** What the task requires **
Look through the data for the string "name". Copy every line where it is found.

-------------------------

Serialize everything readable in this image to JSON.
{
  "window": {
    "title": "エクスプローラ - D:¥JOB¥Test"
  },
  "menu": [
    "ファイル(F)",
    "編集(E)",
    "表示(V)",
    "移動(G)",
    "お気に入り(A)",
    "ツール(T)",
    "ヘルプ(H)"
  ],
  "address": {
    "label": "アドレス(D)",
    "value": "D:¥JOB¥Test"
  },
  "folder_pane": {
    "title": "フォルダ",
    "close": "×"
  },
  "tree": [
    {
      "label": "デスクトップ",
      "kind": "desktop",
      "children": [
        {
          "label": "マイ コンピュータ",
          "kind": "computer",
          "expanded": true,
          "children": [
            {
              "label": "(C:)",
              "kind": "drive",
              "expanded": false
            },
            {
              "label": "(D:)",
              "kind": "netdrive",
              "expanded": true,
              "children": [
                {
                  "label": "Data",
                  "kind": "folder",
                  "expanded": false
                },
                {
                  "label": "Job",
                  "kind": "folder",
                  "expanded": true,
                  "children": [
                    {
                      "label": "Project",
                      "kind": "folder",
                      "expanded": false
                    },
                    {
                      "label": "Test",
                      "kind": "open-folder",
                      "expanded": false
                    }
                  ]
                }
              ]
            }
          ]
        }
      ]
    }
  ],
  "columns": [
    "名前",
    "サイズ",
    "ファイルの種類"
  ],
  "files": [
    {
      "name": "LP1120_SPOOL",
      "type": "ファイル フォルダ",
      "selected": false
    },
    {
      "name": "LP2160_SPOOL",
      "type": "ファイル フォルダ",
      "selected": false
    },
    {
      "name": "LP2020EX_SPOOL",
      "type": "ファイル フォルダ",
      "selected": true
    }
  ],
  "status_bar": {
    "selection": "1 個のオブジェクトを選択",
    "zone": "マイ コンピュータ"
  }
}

-------------------------

** Written answer **
      "name": "LP1120_SPOOL",
      "name": "LP2160_SPOOL",
      "name": "LP2020EX_SPOOL",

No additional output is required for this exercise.